### WHAT THIS TASK INVOLVES
Scan the material that follows. Copy every line containing the word "from".
## Begin DATASET
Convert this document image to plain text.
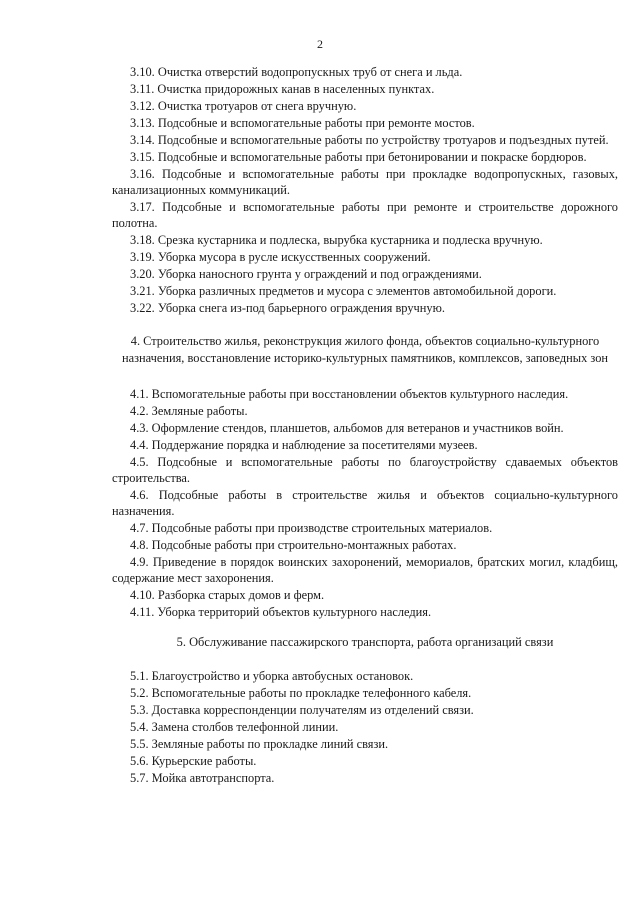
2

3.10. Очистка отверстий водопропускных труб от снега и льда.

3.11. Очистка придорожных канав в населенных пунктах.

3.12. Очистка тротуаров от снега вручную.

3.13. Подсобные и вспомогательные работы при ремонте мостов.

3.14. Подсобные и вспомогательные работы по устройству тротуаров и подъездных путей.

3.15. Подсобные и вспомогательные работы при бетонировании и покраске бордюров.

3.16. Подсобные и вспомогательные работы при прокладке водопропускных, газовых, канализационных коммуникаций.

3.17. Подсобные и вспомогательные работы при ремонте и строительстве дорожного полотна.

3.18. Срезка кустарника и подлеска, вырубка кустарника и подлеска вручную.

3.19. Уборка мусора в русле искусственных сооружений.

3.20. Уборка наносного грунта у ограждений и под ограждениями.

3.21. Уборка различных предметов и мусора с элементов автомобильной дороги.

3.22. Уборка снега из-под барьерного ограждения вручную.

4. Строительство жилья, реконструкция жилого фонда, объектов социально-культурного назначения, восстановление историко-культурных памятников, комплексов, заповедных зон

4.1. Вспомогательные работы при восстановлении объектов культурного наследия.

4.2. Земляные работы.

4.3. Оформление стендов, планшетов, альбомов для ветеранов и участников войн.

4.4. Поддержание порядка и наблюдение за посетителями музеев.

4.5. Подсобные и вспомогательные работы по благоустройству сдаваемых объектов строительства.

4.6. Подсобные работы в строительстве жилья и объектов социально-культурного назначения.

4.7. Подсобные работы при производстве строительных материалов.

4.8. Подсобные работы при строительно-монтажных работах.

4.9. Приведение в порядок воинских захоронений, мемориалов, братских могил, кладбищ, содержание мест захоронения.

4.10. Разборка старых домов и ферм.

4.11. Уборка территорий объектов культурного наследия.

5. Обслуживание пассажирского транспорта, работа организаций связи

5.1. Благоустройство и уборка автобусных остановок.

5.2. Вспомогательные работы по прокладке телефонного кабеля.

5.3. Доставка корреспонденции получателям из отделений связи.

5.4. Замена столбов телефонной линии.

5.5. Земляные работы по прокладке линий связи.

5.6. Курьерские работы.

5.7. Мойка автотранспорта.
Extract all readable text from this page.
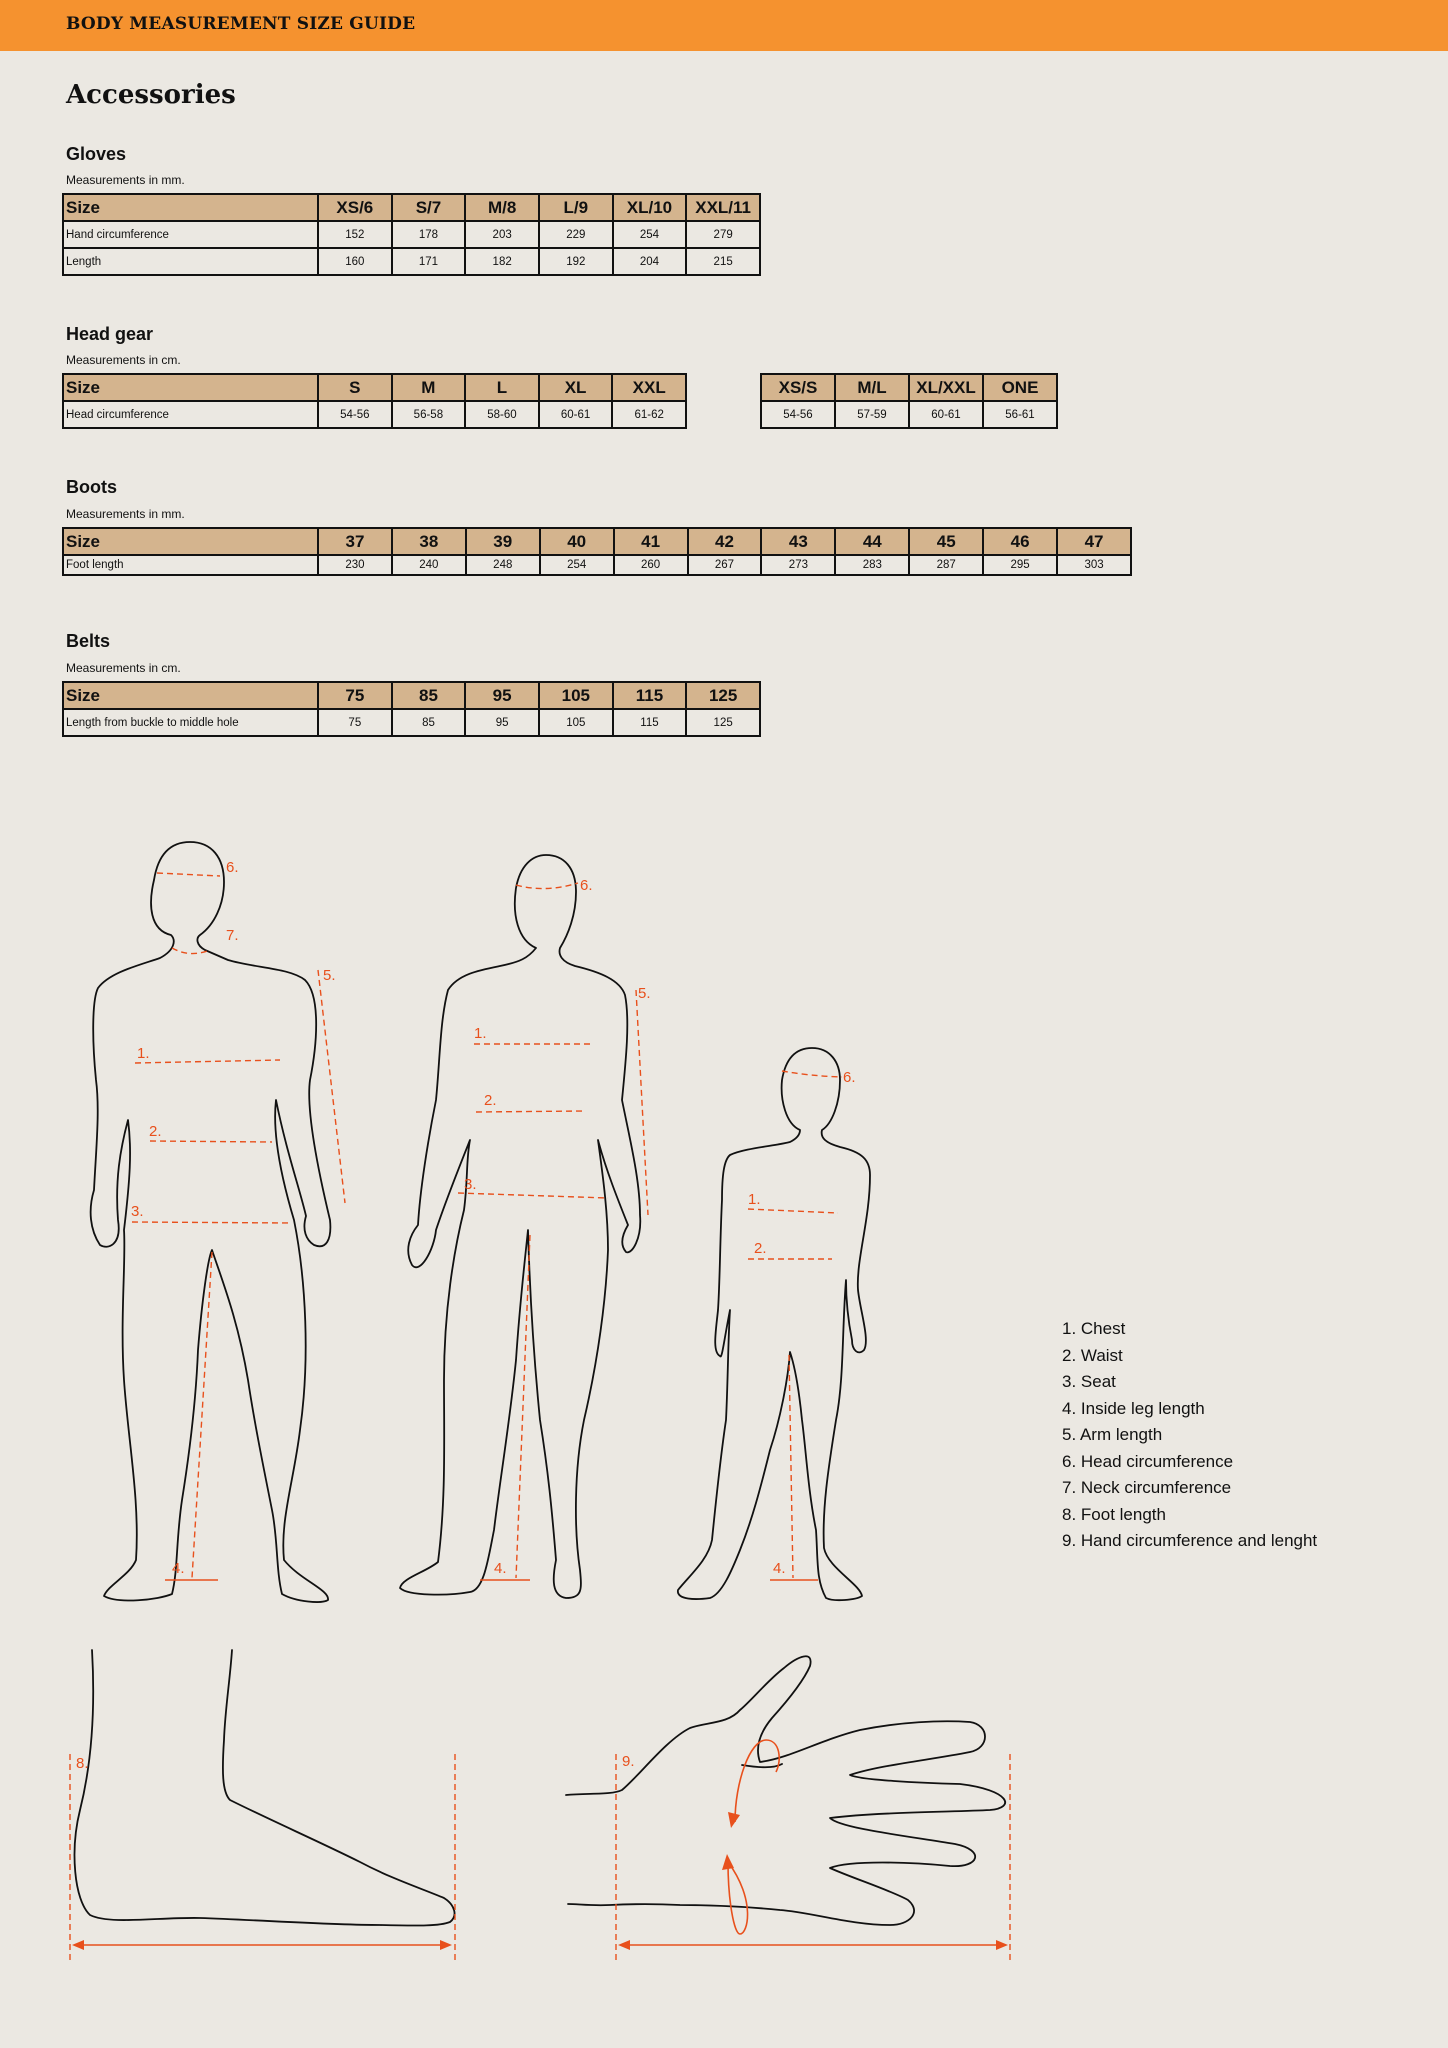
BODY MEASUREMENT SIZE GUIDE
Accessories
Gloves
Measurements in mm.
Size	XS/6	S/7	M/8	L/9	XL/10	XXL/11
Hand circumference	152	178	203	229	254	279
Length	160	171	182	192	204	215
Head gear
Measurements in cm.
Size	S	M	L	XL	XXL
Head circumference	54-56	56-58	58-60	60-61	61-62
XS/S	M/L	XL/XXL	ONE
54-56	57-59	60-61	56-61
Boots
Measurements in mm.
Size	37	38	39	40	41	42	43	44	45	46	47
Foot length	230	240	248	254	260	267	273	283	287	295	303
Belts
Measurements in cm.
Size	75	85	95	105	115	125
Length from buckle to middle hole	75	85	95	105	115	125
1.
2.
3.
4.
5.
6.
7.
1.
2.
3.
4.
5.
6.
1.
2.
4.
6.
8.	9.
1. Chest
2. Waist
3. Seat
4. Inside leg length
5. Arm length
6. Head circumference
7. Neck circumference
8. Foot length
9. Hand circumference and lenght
## End DATASET
### SOLVED EXERCISE
Extract all readable text from this page.
Length from buckle to middle hole	75	85	95	105	115	125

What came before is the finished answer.